▶ **Directive**: Copy the data below exactly, omitting any picture it contains.

▶ **Excerpted data**:
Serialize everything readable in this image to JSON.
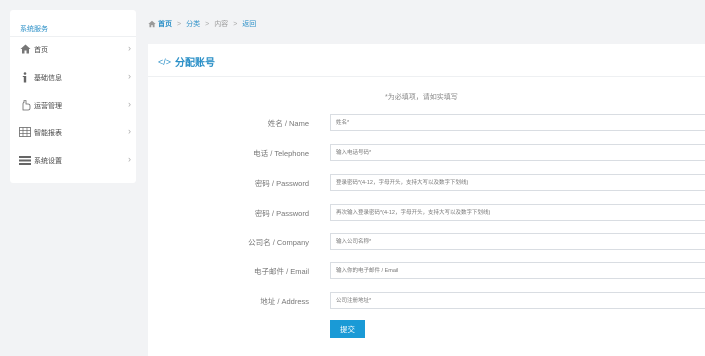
{
  "sidebar": {
    "title": "系统服务",
    "items": [
      {
        "label": "首页",
        "icon": "home-icon"
      },
      {
        "label": "基础信息",
        "icon": "info-icon"
      },
      {
        "label": "运营管理",
        "icon": "hand-icon"
      },
      {
        "label": "智能报表",
        "icon": "table-icon"
      },
      {
        "label": "系统设置",
        "icon": "list-icon"
      }
    ]
  },
  "breadcrumb": [
    "首页",
    "分类",
    "内容",
    "返回"
  ],
  "panel": {
    "title": "分配账号",
    "note": "*为必填项，请如实填写"
  },
  "form": {
    "fields": [
      {
        "label": "姓名 / Name",
        "placeholder": "姓名*"
      },
      {
        "label": "电话 / Telephone",
        "placeholder": "输入电话号码*"
      },
      {
        "label": "密码 / Password",
        "placeholder": "登录密码*(4-12，字母开头，支持大写以及数字下划线)"
      },
      {
        "label": "密码 / Password",
        "placeholder": "再次输入登录密码*(4-12，字母开头，支持大写以及数字下划线)"
      },
      {
        "label": "公司名 / Company",
        "placeholder": "输入公司名称*"
      },
      {
        "label": "电子邮件 / Email",
        "placeholder": "输入你的电子邮件 / Email"
      },
      {
        "label": "地址 / Address",
        "placeholder": "公司注册地址*"
      }
    ],
    "submit_label": "提交"
  },
  "colors": {
    "accent": "#2a8fc7",
    "button": "#1a9ad6",
    "background": "#f2f3f5"
  }
}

▶ **Complete response**:
Serialize everything readable in this image to JSON.
{
  "sidebar": {
    "title": "系统服务",
    "items": [
      {
        "label": "首页",
        "icon": "home-icon"
      },
      {
        "label": "基础信息",
        "icon": "info-icon"
      },
      {
        "label": "运营管理",
        "icon": "hand-icon"
      },
      {
        "label": "智能报表",
        "icon": "table-icon"
      },
      {
        "label": "系统设置",
        "icon": "list-icon"
      }
    ]
  },
  "breadcrumb": [
    "首页",
    "分类",
    "内容",
    "返回"
  ],
  "panel": {
    "title": "分配账号",
    "note": "*为必填项，请如实填写"
  },
  "form": {
    "fields": [
      {
        "label": "姓名 / Name",
        "placeholder": "姓名*"
      },
      {
        "label": "电话 / Telephone",
        "placeholder": "输入电话号码*"
      },
      {
        "label": "密码 / Password",
        "placeholder": "登录密码*(4-12，字母开头，支持大写以及数字下划线)"
      },
      {
        "label": "密码 / Password",
        "placeholder": "再次输入登录密码*(4-12，字母开头，支持大写以及数字下划线)"
      },
      {
        "label": "公司名 / Company",
        "placeholder": "输入公司名称*"
      },
      {
        "label": "电子邮件 / Email",
        "placeholder": "输入你的电子邮件 / Email"
      },
      {
        "label": "地址 / Address",
        "placeholder": "公司注册地址*"
      }
    ],
    "submit_label": "提交"
  },
  "colors": {
    "accent": "#2a8fc7",
    "button": "#1a9ad6",
    "background": "#f2f3f5"
  }
}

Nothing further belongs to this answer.